### WRITTEN INSTRUCTION
Quote the whole listing word for word. Do not include the pictures.

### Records
########

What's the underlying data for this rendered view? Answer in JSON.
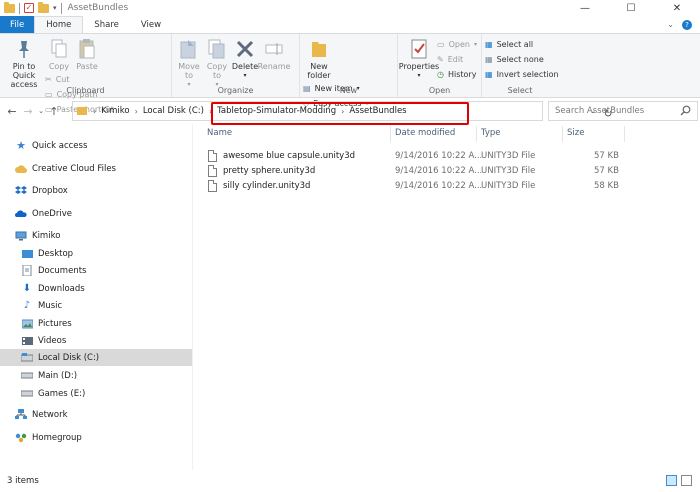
{
  "window": {
    "title": "AssetBundles",
    "qat_dropdown": "▾",
    "controls": {
      "minimize": "—",
      "maximize": "☐",
      "close": "✕"
    }
  },
  "tabs": [
    {
      "label": "File"
    },
    {
      "label": "Home"
    },
    {
      "label": "Share"
    },
    {
      "label": "View"
    }
  ],
  "ribbon": {
    "clipboard": {
      "label": "Clipboard",
      "pin": "Pin to Quick access",
      "copy": "Copy",
      "paste": "Paste",
      "cut": "Cut",
      "copy_path": "Copy path",
      "paste_shortcut": "Paste shortcut"
    },
    "organize": {
      "label": "Organize",
      "move_to": "Move to",
      "copy_to": "Copy to",
      "delete": "Delete",
      "rename": "Rename"
    },
    "new": {
      "label": "New",
      "new_folder": "New folder",
      "new_item": "New item",
      "easy_access": "Easy access"
    },
    "open": {
      "label": "Open",
      "properties": "Properties",
      "open": "Open",
      "edit": "Edit",
      "history": "History"
    },
    "select": {
      "label": "Select",
      "select_all": "Select all",
      "select_none": "Select none",
      "invert": "Invert selection"
    }
  },
  "address": {
    "breadcrumbs": [
      "Kimiko",
      "Local Disk (C:)",
      "Tabletop-Simulator-Modding",
      "AssetBundles"
    ],
    "search_placeholder": "Search AssetBundles"
  },
  "nav": {
    "items": [
      {
        "label": "Quick access",
        "icon": "star-icon"
      },
      {
        "label": "Creative Cloud Files",
        "icon": "creative-cloud-icon"
      },
      {
        "label": "Dropbox",
        "icon": "dropbox-icon"
      },
      {
        "label": "OneDrive",
        "icon": "onedrive-icon"
      },
      {
        "label": "Kimiko",
        "icon": "computer-icon"
      },
      {
        "label": "Desktop",
        "icon": "desktop-folder-icon"
      },
      {
        "label": "Documents",
        "icon": "documents-folder-icon"
      },
      {
        "label": "Downloads",
        "icon": "downloads-folder-icon"
      },
      {
        "label": "Music",
        "icon": "music-folder-icon"
      },
      {
        "label": "Pictures",
        "icon": "pictures-folder-icon"
      },
      {
        "label": "Videos",
        "icon": "videos-folder-icon"
      },
      {
        "label": "Local Disk (C:)",
        "icon": "disk-icon"
      },
      {
        "label": "Main (D:)",
        "icon": "drive-icon"
      },
      {
        "label": "Games (E:)",
        "icon": "drive-icon"
      },
      {
        "label": "Network",
        "icon": "network-icon"
      },
      {
        "label": "Homegroup",
        "icon": "homegroup-icon"
      }
    ]
  },
  "columns": {
    "name": "Name",
    "date": "Date modified",
    "type": "Type",
    "size": "Size"
  },
  "files": [
    {
      "name": "awesome blue capsule.unity3d",
      "date": "9/14/2016 10:22 A...",
      "type": "UNITY3D File",
      "size": "57 KB"
    },
    {
      "name": "pretty sphere.unity3d",
      "date": "9/14/2016 10:22 A...",
      "type": "UNITY3D File",
      "size": "57 KB"
    },
    {
      "name": "silly cylinder.unity3d",
      "date": "9/14/2016 10:22 A...",
      "type": "UNITY3D File",
      "size": "58 KB"
    }
  ],
  "status": {
    "count": "3 items"
  },
  "colors": {
    "accent": "#1979ca",
    "highlight": "#e00000",
    "folder": "#e8b84a"
  }
}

########

### CORRECT RESULT
What's the underlying data for this rendered view? Answer in JSON.
{
  "window": {
    "title": "AssetBundles",
    "qat_dropdown": "▾",
    "controls": {
      "minimize": "—",
      "maximize": "☐",
      "close": "✕"
    }
  },
  "tabs": [
    {
      "label": "File"
    },
    {
      "label": "Home"
    },
    {
      "label": "Share"
    },
    {
      "label": "View"
    }
  ],
  "ribbon": {
    "clipboard": {
      "label": "Clipboard",
      "pin": "Pin to Quick access",
      "copy": "Copy",
      "paste": "Paste",
      "cut": "Cut",
      "copy_path": "Copy path",
      "paste_shortcut": "Paste shortcut"
    },
    "organize": {
      "label": "Organize",
      "move_to": "Move to",
      "copy_to": "Copy to",
      "delete": "Delete",
      "rename": "Rename"
    },
    "new": {
      "label": "New",
      "new_folder": "New folder",
      "new_item": "New item",
      "easy_access": "Easy access"
    },
    "open": {
      "label": "Open",
      "properties": "Properties",
      "open": "Open",
      "edit": "Edit",
      "history": "History"
    },
    "select": {
      "label": "Select",
      "select_all": "Select all",
      "select_none": "Select none",
      "invert": "Invert selection"
    }
  },
  "address": {
    "breadcrumbs": [
      "Kimiko",
      "Local Disk (C:)",
      "Tabletop-Simulator-Modding",
      "AssetBundles"
    ],
    "search_placeholder": "Search AssetBundles"
  },
  "nav": {
    "items": [
      {
        "label": "Quick access",
        "icon": "star-icon"
      },
      {
        "label": "Creative Cloud Files",
        "icon": "creative-cloud-icon"
      },
      {
        "label": "Dropbox",
        "icon": "dropbox-icon"
      },
      {
        "label": "OneDrive",
        "icon": "onedrive-icon"
      },
      {
        "label": "Kimiko",
        "icon": "computer-icon"
      },
      {
        "label": "Desktop",
        "icon": "desktop-folder-icon"
      },
      {
        "label": "Documents",
        "icon": "documents-folder-icon"
      },
      {
        "label": "Downloads",
        "icon": "downloads-folder-icon"
      },
      {
        "label": "Music",
        "icon": "music-folder-icon"
      },
      {
        "label": "Pictures",
        "icon": "pictures-folder-icon"
      },
      {
        "label": "Videos",
        "icon": "videos-folder-icon"
      },
      {
        "label": "Local Disk (C:)",
        "icon": "disk-icon"
      },
      {
        "label": "Main (D:)",
        "icon": "drive-icon"
      },
      {
        "label": "Games (E:)",
        "icon": "drive-icon"
      },
      {
        "label": "Network",
        "icon": "network-icon"
      },
      {
        "label": "Homegroup",
        "icon": "homegroup-icon"
      }
    ]
  },
  "columns": {
    "name": "Name",
    "date": "Date modified",
    "type": "Type",
    "size": "Size"
  },
  "files": [
    {
      "name": "awesome blue capsule.unity3d",
      "date": "9/14/2016 10:22 A...",
      "type": "UNITY3D File",
      "size": "57 KB"
    },
    {
      "name": "pretty sphere.unity3d",
      "date": "9/14/2016 10:22 A...",
      "type": "UNITY3D File",
      "size": "57 KB"
    },
    {
      "name": "silly cylinder.unity3d",
      "date": "9/14/2016 10:22 A...",
      "type": "UNITY3D File",
      "size": "58 KB"
    }
  ],
  "status": {
    "count": "3 items"
  },
  "colors": {
    "accent": "#1979ca",
    "highlight": "#e00000",
    "folder": "#e8b84a"
  }
}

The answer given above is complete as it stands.